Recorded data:

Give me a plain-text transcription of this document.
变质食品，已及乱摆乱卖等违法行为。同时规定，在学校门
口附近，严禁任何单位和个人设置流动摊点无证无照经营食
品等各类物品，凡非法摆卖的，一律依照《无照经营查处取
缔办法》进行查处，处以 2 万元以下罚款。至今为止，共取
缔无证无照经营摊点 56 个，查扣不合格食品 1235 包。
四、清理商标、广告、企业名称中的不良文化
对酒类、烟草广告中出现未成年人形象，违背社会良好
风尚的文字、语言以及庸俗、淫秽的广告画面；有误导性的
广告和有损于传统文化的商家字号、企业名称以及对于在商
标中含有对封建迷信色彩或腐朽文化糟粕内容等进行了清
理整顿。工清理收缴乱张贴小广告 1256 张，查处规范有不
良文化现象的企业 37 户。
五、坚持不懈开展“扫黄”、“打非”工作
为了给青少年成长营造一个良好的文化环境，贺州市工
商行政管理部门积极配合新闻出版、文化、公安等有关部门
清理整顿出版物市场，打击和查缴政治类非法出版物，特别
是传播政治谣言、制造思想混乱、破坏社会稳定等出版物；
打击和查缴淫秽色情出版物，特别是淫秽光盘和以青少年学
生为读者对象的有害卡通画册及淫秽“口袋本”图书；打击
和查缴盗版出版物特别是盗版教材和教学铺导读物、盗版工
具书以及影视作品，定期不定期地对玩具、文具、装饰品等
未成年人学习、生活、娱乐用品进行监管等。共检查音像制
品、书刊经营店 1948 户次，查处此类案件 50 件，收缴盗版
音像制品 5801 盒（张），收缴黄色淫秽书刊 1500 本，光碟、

**What is asked:**
Transcribe all of the material exactly. Omit nothing.

**Solution for this problem:**
Give me a plain-text transcription of this document.
变质食品，已及乱摆乱卖等违法行为。同时规定，在学校门
口附近，严禁任何单位和个人设置流动摊点无证无照经营食
品等各类物品，凡非法摆卖的，一律依照《无照经营查处取
缔办法》进行查处，处以 2 万元以下罚款。至今为止，共取
缔无证无照经营摊点 56 个，查扣不合格食品 1235 包。
四、清理商标、广告、企业名称中的不良文化
对酒类、烟草广告中出现未成年人形象，违背社会良好
风尚的文字、语言以及庸俗、淫秽的广告画面；有误导性的
广告和有损于传统文化的商家字号、企业名称以及对于在商
标中含有对封建迷信色彩或腐朽文化糟粕内容等进行了清
理整顿。工清理收缴乱张贴小广告 1256 张，查处规范有不
良文化现象的企业 37 户。
五、坚持不懈开展“扫黄”、“打非”工作
为了给青少年成长营造一个良好的文化环境，贺州市工
商行政管理部门积极配合新闻出版、文化、公安等有关部门
清理整顿出版物市场，打击和查缴政治类非法出版物，特别
是传播政治谣言、制造思想混乱、破坏社会稳定等出版物；
打击和查缴淫秽色情出版物，特别是淫秽光盘和以青少年学
生为读者对象的有害卡通画册及淫秽“口袋本”图书；打击
和查缴盗版出版物特别是盗版教材和教学铺导读物、盗版工
具书以及影视作品，定期不定期地对玩具、文具、装饰品等
未成年人学习、生活、娱乐用品进行监管等。共检查音像制
品、书刊经营店 1948 户次，查处此类案件 50 件，收缴盗版
音像制品 5801 盒（张），收缴黄色淫秽书刊 1500 本，光碟、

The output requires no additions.